BEGIN SELECTED EXCERPT

You can create any definition you want (which compatibilists have done very well), but the ones that have the most impact without contradiction are the two that were mentioned. These are mutually exclusive concepts and any serious determinist (which you are not) will tell you that.

Quote:
Originally Posted by peacegirl View Post
I believe I have expressed flaws. You never even address my refutation. You just keep repeating the same thing and hope that no is able to see what you're doing.
Quote:
Originally Posted by Spacemonkey
You haven't presented any flaws. You haven't offered any refutation. You're just repeating the same stupid mistakes and claims over and over again.
You are such a copy cat. This is where we have to part ways. I'm wasting too much time with you.

Quote:
Originally Posted by peacegirl View Post
There you go again, you are going in circles without truly addressing my dispute as to why compatibilist free will doesn't really exist except by making it a useful definition because it allows people to justify the blame and punishment that our entire justice system is based on.
Quote:
Originally Posted by Spacemonkey
There you go again changing the subject. You asked me what other definitions of free will there are, so I told you. What else would you have me do in response to such a question? Compatibilist free will most certainly does really exist - it just isn't the contra-causal kind of free will you want to argue against.

END SELECTED EXCERPT
BEGIN RECORDED INFORMATION

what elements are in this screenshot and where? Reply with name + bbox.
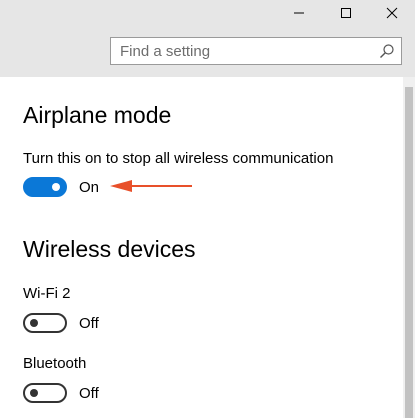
bluetooth-label: Bluetooth — [23, 355, 87, 372]
airplane-mode-state: On — [79, 179, 100, 196]
airplane-mode-description: Turn this on to stop all wireless commun… — [23, 150, 334, 167]
airplane-mode-toggle[interactable] — [23, 177, 67, 197]
maximize-button[interactable] — [323, 0, 369, 26]
airplane-mode-heading: Airplane mode — [23, 102, 172, 128]
wifi-label: Wi-Fi 2 — [23, 285, 71, 302]
search-input[interactable] — [111, 38, 369, 64]
bluetooth-toggle[interactable] — [23, 383, 67, 403]
wifi-toggle[interactable] — [23, 313, 67, 333]
title-bar — [0, 0, 415, 77]
minimize-button[interactable] — [276, 0, 322, 26]
toggle-knob — [30, 389, 38, 397]
search-icon[interactable] — [379, 43, 395, 59]
minimize-icon — [294, 12, 304, 14]
wireless-devices-heading: Wireless devices — [23, 236, 196, 262]
scrollbar-thumb[interactable] — [405, 87, 413, 418]
wifi-state: Off — [79, 315, 99, 332]
maximize-icon — [341, 8, 351, 18]
close-icon — [386, 7, 398, 19]
toggle-knob — [52, 183, 60, 191]
search-box — [110, 37, 402, 65]
bluetooth-state: Off — [79, 385, 99, 402]
close-button[interactable] — [369, 0, 415, 26]
toggle-knob — [30, 319, 38, 327]
scrollbar[interactable] — [403, 77, 415, 418]
annotation-arrow-icon — [110, 180, 192, 192]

END RECORDED INFORMATION

PARTS OF THE EXERCISE:
- A) Reproduce every line of the layout listing word for word, leaving out the picture.
- B) Write the next part of the forum exchange about compatibilist free will, picking up after its final sentence.
The forum exchange and the layout listing are unrelated materials.

THE RESULTS:
- A)
what elements are in this screenshot and where? Reply with name + bbox.
bluetooth-label: Bluetooth — [23, 355, 87, 372]
airplane-mode-state: On — [79, 179, 100, 196]
airplane-mode-description: Turn this on to stop all wireless commun… — [23, 150, 334, 167]
airplane-mode-toggle[interactable] — [23, 177, 67, 197]
maximize-button[interactable] — [323, 0, 369, 26]
airplane-mode-heading: Airplane mode — [23, 102, 172, 128]
wifi-label: Wi-Fi 2 — [23, 285, 71, 302]
search-input[interactable] — [111, 38, 369, 64]
bluetooth-toggle[interactable] — [23, 383, 67, 403]
wifi-toggle[interactable] — [23, 313, 67, 333]
title-bar — [0, 0, 415, 77]
minimize-button[interactable] — [276, 0, 322, 26]
toggle-knob — [30, 389, 38, 397]
search-icon[interactable] — [379, 43, 395, 59]
minimize-icon — [294, 12, 304, 14]
wireless-devices-heading: Wireless devices — [23, 236, 196, 262]
scrollbar-thumb[interactable] — [405, 87, 413, 418]
wifi-state: Off — [79, 315, 99, 332]
maximize-icon — [341, 8, 351, 18]
close-icon — [386, 7, 398, 19]
toggle-knob — [52, 183, 60, 191]
search-box — [110, 37, 402, 65]
bluetooth-state: Off — [79, 385, 99, 402]
close-button[interactable] — [369, 0, 415, 26]
toggle-knob — [30, 319, 38, 327]
scrollbar[interactable] — [403, 77, 415, 418]
annotation-arrow-icon — [110, 180, 192, 192]

- B)
I can make up any definition of free will I want to. That doesn't make it reflective of reality. I can say I have free will if I live without any rules and can do as I please. But being free of certain restrictions, which allows me to have more options, does not mean I have freedom of the will, the kind of free will that serious philosophical debates are comprised of.

Quote:
Originally Posted by peacegirl View Post
Of course they do, but they are not really determinists because if they were they could not accept the logic, which is contradictory.
Quote:
Originally Posted by Spacemonkey
Of course they're really determinists. There is nothing contradictory about compatibilist logic at all.
It is not sound. It is not based on reality. This is exactly why John Searle is not interested in discussing compatibilism. It's fundamentally flawed. I have nothing more to say to you on this issue. You are myopic to the point of being blind, and there is nothing I can say that will convince you otherwise.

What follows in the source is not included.